═══ Information provided
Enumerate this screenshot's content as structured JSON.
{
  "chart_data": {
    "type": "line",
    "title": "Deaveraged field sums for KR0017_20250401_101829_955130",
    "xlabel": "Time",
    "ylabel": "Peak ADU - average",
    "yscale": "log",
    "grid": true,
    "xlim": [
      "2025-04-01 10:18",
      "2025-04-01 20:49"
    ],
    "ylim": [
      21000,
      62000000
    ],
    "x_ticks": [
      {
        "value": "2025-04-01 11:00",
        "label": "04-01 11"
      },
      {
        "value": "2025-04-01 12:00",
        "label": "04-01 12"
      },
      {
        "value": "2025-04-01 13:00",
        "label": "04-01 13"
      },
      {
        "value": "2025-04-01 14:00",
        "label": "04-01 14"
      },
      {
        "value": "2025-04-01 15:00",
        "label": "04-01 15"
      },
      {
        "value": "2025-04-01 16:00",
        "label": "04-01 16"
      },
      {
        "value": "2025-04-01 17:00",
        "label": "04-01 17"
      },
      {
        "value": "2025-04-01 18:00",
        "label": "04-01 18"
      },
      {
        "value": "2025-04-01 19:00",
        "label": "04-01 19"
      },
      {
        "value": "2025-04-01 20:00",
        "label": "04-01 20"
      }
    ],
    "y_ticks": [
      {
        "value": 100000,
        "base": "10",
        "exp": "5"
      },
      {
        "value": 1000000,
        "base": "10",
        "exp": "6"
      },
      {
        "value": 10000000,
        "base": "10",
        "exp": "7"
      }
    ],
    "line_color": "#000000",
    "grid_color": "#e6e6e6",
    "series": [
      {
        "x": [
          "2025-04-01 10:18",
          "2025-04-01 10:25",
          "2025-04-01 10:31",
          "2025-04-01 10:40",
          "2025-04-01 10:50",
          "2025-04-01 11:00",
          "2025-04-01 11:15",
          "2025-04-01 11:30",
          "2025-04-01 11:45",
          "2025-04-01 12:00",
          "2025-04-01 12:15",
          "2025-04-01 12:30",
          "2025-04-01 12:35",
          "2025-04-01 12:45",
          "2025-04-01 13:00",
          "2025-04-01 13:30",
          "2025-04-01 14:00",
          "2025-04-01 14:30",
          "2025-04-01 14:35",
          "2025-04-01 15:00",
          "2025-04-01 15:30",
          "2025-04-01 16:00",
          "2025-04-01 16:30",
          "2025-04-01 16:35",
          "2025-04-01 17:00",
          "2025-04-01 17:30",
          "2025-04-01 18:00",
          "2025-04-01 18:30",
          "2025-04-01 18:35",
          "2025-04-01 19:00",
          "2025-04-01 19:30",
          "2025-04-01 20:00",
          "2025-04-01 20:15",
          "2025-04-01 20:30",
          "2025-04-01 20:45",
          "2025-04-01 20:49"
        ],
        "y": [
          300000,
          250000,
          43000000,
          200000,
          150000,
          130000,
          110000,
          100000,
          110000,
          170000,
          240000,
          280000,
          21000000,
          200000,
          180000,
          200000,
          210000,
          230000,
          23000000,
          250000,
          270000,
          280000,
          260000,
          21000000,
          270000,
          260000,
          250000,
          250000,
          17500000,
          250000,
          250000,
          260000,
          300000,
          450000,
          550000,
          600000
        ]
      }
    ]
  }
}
══════
→ **Task objective**
Recopy the entries above exactly, with every line included.

→ **Response to this exercise**
Enumerate this screenshot's content as structured JSON.
{
  "chart_data": {
    "type": "line",
    "title": "Deaveraged field sums for KR0017_20250401_101829_955130",
    "xlabel": "Time",
    "ylabel": "Peak ADU - average",
    "yscale": "log",
    "grid": true,
    "xlim": [
      "2025-04-01 10:18",
      "2025-04-01 20:49"
    ],
    "ylim": [
      21000,
      62000000
    ],
    "x_ticks": [
      {
        "value": "2025-04-01 11:00",
        "label": "04-01 11"
      },
      {
        "value": "2025-04-01 12:00",
        "label": "04-01 12"
      },
      {
        "value": "2025-04-01 13:00",
        "label": "04-01 13"
      },
      {
        "value": "2025-04-01 14:00",
        "label": "04-01 14"
      },
      {
        "value": "2025-04-01 15:00",
        "label": "04-01 15"
      },
      {
        "value": "2025-04-01 16:00",
        "label": "04-01 16"
      },
      {
        "value": "2025-04-01 17:00",
        "label": "04-01 17"
      },
      {
        "value": "2025-04-01 18:00",
        "label": "04-01 18"
      },
      {
        "value": "2025-04-01 19:00",
        "label": "04-01 19"
      },
      {
        "value": "2025-04-01 20:00",
        "label": "04-01 20"
      }
    ],
    "y_ticks": [
      {
        "value": 100000,
        "base": "10",
        "exp": "5"
      },
      {
        "value": 1000000,
        "base": "10",
        "exp": "6"
      },
      {
        "value": 10000000,
        "base": "10",
        "exp": "7"
      }
    ],
    "line_color": "#000000",
    "grid_color": "#e6e6e6",
    "series": [
      {
        "x": [
          "2025-04-01 10:18",
          "2025-04-01 10:25",
          "2025-04-01 10:31",
          "2025-04-01 10:40",
          "2025-04-01 10:50",
          "2025-04-01 11:00",
          "2025-04-01 11:15",
          "2025-04-01 11:30",
          "2025-04-01 11:45",
          "2025-04-01 12:00",
          "2025-04-01 12:15",
          "2025-04-01 12:30",
          "2025-04-01 12:35",
          "2025-04-01 12:45",
          "2025-04-01 13:00",
          "2025-04-01 13:30",
          "2025-04-01 14:00",
          "2025-04-01 14:30",
          "2025-04-01 14:35",
          "2025-04-01 15:00",
          "2025-04-01 15:30",
          "2025-04-01 16:00",
          "2025-04-01 16:30",
          "2025-04-01 16:35",
          "2025-04-01 17:00",
          "2025-04-01 17:30",
          "2025-04-01 18:00",
          "2025-04-01 18:30",
          "2025-04-01 18:35",
          "2025-04-01 19:00",
          "2025-04-01 19:30",
          "2025-04-01 20:00",
          "2025-04-01 20:15",
          "2025-04-01 20:30",
          "2025-04-01 20:45",
          "2025-04-01 20:49"
        ],
        "y": [
          300000,
          250000,
          43000000,
          200000,
          150000,
          130000,
          110000,
          100000,
          110000,
          170000,
          240000,
          280000,
          21000000,
          200000,
          180000,
          200000,
          210000,
          230000,
          23000000,
          250000,
          270000,
          280000,
          260000,
          21000000,
          270000,
          260000,
          250000,
          250000,
          17500000,
          250000,
          250000,
          260000,
          300000,
          450000,
          550000,
          600000
        ]
      }
    ]
  }
}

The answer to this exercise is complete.